## [TO DO]
Spot each line that carries the word "Memory"; copy those lines.

Stored data entries:
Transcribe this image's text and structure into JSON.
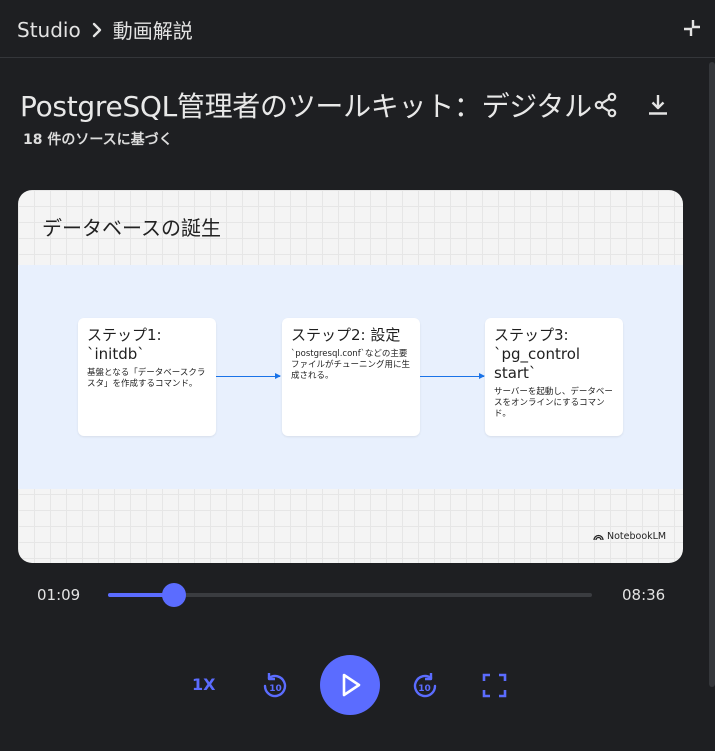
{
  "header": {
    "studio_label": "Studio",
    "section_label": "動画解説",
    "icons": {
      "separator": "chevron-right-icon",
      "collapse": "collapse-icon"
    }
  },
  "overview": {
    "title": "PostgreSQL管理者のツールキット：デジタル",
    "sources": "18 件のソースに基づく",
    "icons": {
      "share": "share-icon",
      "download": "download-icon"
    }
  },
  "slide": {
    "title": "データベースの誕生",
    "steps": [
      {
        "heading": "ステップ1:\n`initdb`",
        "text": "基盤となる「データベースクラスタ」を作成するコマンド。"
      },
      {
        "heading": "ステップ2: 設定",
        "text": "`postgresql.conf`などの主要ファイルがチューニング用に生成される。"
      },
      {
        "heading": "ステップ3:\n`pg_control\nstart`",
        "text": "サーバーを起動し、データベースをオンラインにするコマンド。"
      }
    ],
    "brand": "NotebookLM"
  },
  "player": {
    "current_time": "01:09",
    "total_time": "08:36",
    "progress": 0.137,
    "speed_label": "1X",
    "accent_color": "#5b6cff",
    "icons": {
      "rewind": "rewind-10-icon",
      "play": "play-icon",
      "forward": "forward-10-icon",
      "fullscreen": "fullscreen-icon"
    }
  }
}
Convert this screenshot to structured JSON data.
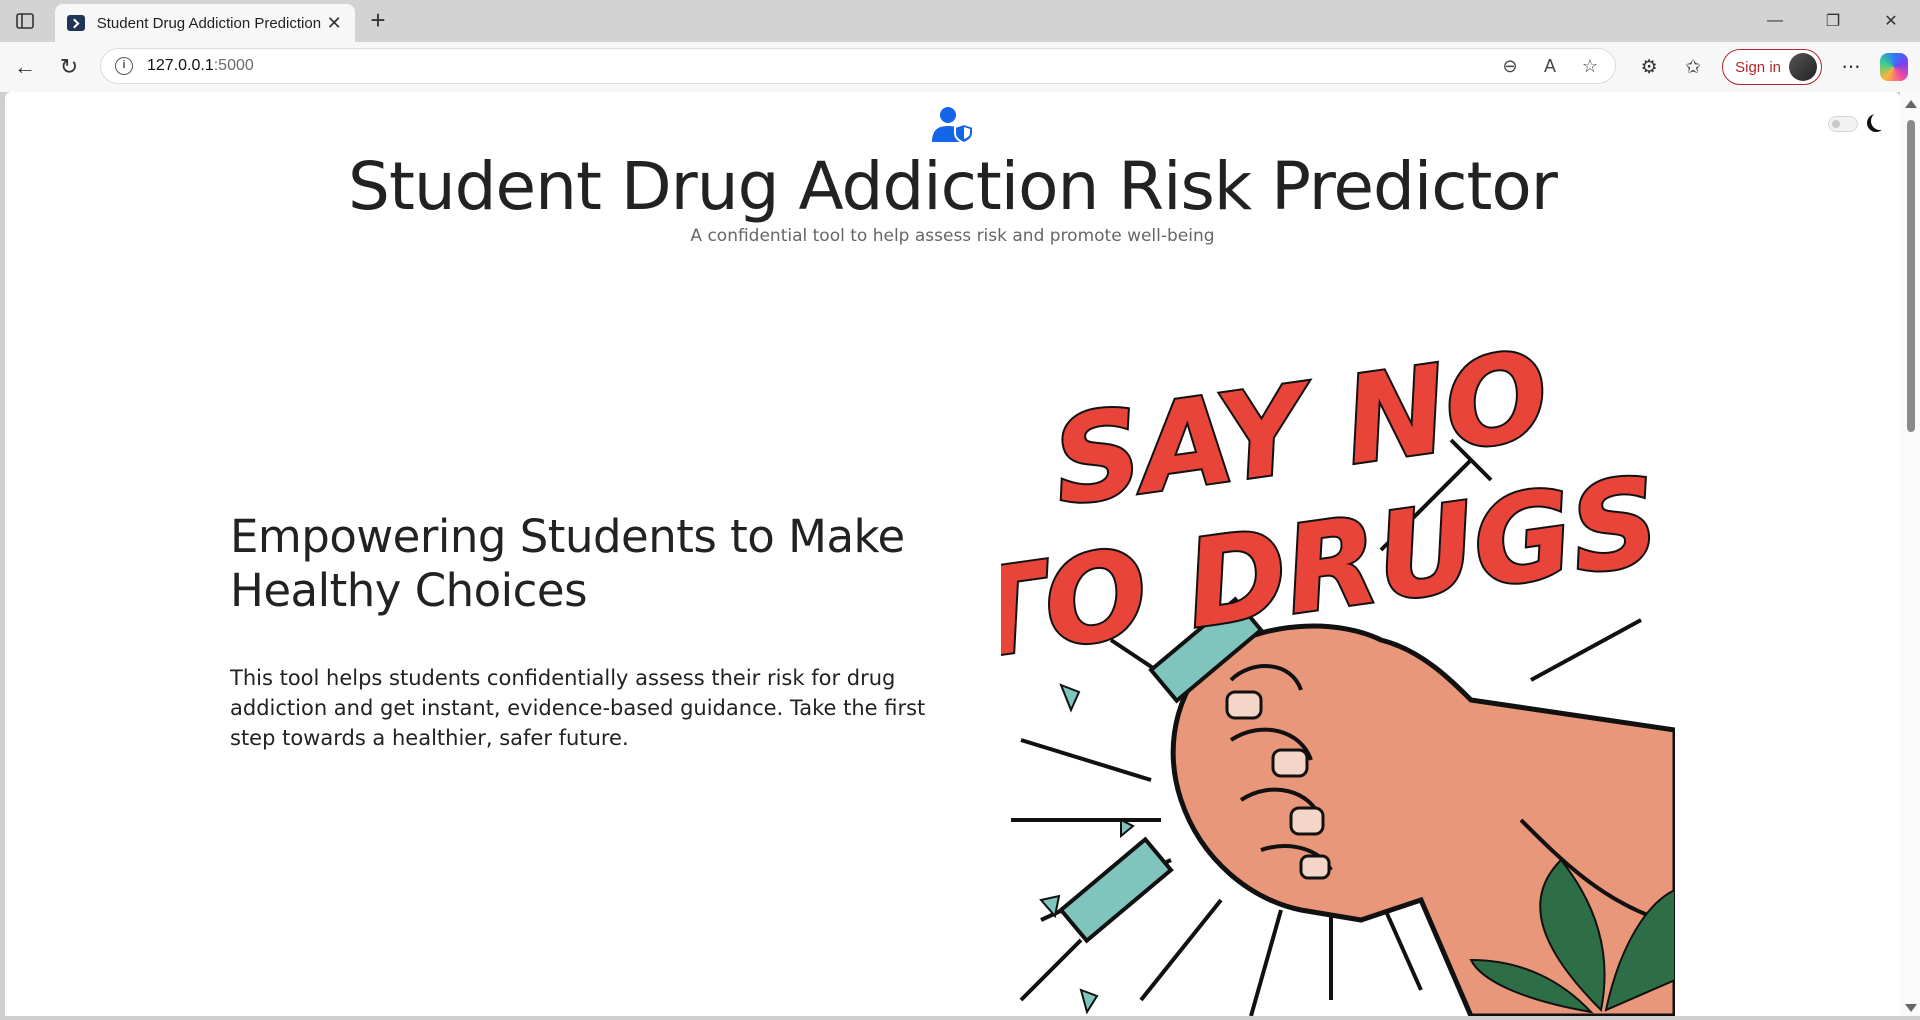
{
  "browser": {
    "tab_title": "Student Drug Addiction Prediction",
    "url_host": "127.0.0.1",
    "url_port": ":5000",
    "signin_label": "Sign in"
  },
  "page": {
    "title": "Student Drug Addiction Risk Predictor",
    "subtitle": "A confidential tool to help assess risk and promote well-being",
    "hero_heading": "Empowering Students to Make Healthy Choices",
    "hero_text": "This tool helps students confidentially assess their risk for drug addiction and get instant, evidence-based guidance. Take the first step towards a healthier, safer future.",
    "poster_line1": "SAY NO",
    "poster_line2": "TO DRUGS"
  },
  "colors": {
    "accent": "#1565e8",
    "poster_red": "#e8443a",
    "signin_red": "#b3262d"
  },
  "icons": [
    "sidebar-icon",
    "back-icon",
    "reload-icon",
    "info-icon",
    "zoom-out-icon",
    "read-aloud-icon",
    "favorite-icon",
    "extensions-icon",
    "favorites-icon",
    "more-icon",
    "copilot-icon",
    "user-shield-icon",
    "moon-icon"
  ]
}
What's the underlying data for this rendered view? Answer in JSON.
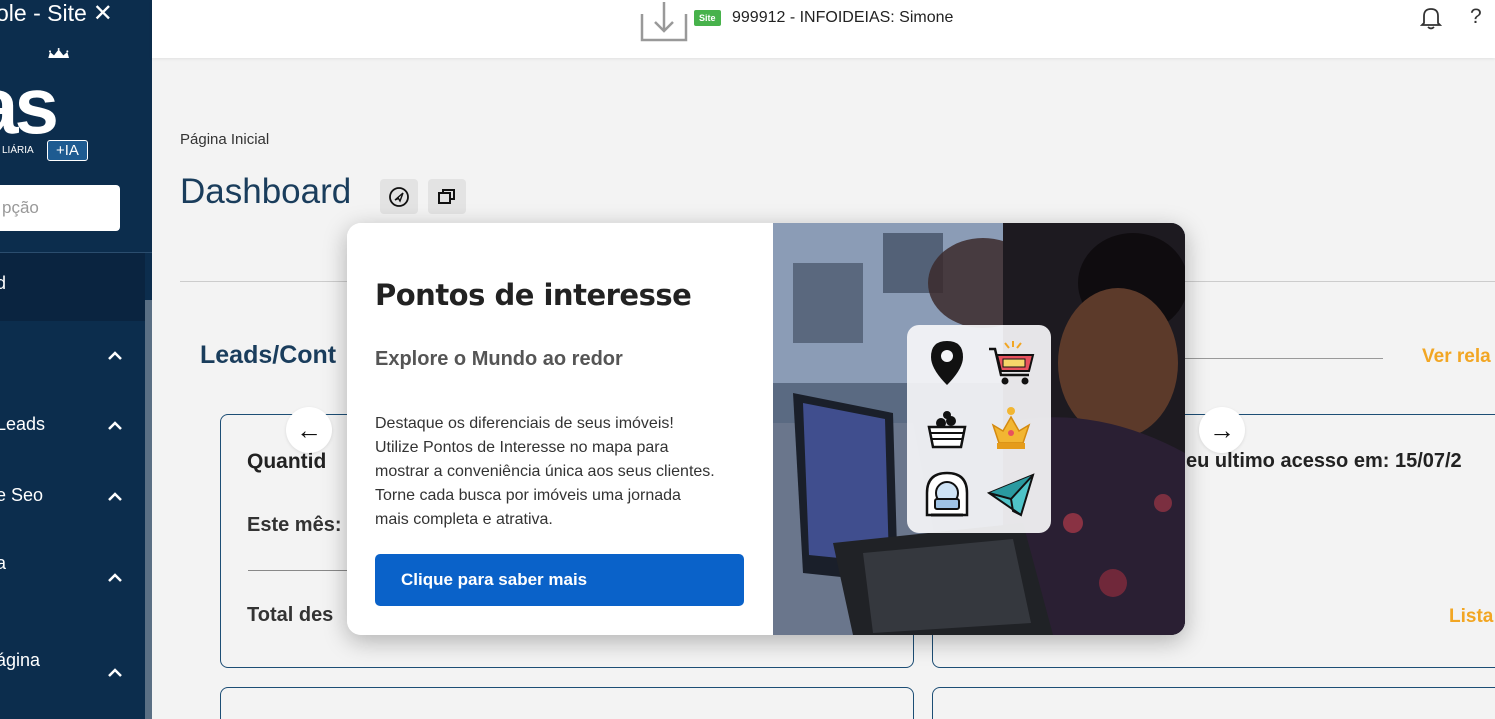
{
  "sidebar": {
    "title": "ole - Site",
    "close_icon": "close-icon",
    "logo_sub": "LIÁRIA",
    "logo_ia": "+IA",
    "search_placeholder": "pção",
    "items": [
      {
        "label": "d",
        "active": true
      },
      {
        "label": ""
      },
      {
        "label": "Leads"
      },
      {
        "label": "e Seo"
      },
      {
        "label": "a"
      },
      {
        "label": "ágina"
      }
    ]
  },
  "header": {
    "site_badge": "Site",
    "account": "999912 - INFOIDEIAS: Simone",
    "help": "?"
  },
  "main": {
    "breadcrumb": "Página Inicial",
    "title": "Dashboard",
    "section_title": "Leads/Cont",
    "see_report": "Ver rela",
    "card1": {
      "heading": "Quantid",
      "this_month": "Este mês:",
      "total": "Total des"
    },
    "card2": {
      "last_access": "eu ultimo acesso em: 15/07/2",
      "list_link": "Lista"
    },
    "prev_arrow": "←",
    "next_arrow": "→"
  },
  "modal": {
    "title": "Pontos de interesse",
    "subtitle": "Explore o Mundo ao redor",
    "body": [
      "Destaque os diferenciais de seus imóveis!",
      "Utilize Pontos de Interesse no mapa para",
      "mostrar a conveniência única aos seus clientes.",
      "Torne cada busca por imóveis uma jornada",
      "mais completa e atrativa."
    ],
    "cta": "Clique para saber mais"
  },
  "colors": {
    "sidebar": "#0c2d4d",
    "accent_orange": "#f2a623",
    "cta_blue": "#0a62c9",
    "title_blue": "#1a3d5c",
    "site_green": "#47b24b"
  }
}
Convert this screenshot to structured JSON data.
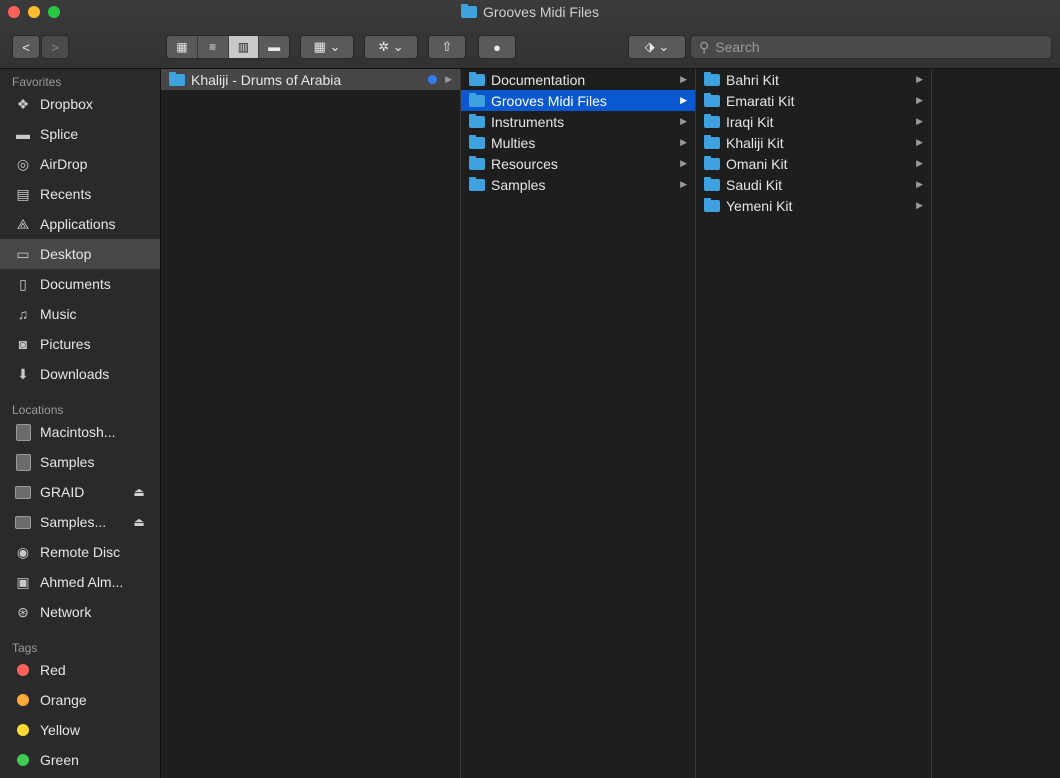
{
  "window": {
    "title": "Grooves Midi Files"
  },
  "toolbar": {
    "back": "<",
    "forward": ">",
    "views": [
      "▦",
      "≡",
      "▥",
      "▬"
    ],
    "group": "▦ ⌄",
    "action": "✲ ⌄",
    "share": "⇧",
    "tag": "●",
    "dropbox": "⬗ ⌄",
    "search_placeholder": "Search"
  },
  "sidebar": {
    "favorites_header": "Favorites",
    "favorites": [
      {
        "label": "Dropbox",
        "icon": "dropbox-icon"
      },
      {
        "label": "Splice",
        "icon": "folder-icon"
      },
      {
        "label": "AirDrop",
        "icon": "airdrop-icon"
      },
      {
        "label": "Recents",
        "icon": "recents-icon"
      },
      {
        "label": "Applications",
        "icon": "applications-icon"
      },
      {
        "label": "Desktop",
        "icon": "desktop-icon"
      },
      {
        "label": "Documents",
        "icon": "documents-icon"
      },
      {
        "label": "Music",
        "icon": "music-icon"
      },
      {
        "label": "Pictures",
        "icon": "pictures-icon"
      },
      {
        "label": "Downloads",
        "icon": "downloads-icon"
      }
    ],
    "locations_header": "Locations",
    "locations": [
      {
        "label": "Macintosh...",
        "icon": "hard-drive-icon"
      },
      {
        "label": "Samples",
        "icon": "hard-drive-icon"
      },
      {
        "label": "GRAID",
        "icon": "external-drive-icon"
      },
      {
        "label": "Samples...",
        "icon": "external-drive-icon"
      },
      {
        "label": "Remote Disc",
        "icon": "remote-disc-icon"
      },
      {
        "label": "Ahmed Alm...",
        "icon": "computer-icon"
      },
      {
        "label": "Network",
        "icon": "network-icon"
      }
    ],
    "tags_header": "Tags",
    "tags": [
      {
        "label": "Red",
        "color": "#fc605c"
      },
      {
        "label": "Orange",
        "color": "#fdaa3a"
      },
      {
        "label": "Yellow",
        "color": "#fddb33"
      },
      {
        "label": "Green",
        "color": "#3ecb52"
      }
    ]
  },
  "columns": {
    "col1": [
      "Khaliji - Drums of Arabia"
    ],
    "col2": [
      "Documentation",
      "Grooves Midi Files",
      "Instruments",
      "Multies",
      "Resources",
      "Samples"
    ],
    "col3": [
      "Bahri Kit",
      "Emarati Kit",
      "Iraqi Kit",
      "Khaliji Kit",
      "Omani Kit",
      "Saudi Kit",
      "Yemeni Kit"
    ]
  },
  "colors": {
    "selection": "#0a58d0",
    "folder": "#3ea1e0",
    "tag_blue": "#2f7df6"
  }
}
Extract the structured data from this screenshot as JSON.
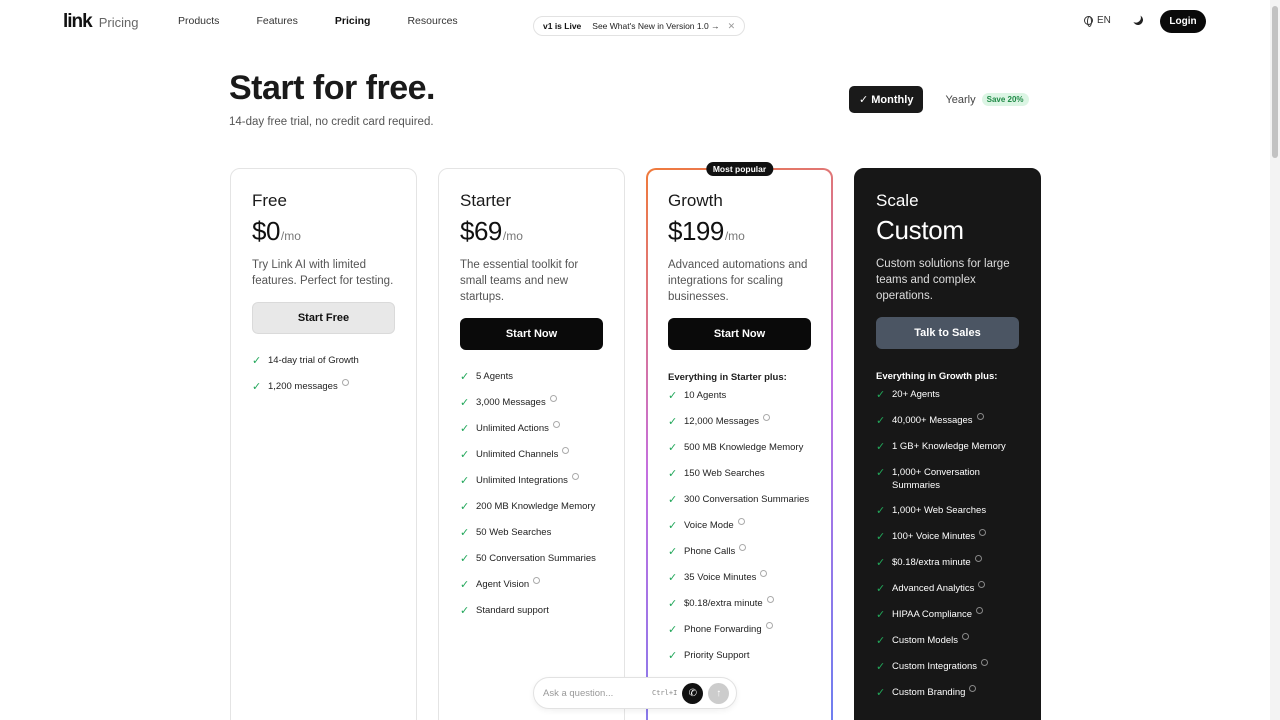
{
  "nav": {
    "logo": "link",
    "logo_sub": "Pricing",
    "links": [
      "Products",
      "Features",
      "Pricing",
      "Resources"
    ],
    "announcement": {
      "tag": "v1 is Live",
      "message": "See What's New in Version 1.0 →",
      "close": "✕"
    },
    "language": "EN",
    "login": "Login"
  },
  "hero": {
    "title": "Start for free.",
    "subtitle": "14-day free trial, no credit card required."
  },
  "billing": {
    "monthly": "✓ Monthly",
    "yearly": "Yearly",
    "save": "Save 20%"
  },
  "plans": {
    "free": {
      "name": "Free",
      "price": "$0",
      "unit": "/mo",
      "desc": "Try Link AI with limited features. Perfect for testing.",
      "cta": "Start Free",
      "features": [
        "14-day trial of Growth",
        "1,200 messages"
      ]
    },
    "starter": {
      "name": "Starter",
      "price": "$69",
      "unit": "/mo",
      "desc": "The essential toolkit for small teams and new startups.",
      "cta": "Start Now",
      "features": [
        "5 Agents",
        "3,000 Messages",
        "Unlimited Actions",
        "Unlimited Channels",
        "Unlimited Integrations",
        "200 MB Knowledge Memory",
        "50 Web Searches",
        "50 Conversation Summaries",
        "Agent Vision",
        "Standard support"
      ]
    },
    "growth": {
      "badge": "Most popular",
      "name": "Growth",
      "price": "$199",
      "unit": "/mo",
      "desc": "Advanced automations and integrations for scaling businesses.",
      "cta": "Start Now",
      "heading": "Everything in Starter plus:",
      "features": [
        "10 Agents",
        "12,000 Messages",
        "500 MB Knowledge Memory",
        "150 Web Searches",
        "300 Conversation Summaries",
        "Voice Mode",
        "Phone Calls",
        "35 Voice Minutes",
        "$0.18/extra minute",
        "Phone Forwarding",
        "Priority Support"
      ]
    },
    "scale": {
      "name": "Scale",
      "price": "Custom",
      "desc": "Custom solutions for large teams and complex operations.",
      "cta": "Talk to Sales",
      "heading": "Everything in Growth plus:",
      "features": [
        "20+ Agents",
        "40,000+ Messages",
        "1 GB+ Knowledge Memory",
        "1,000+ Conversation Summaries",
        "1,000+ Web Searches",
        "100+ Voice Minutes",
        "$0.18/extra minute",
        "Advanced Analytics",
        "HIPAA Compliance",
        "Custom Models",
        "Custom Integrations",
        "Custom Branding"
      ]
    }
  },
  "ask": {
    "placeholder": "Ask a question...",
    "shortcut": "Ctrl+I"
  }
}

## [SOLUTION TO THE PROBLEM]
        "200 MB Knowledge Memory",
        "500 MB Knowledge Memory",
        "1 GB+ Knowledge Memory",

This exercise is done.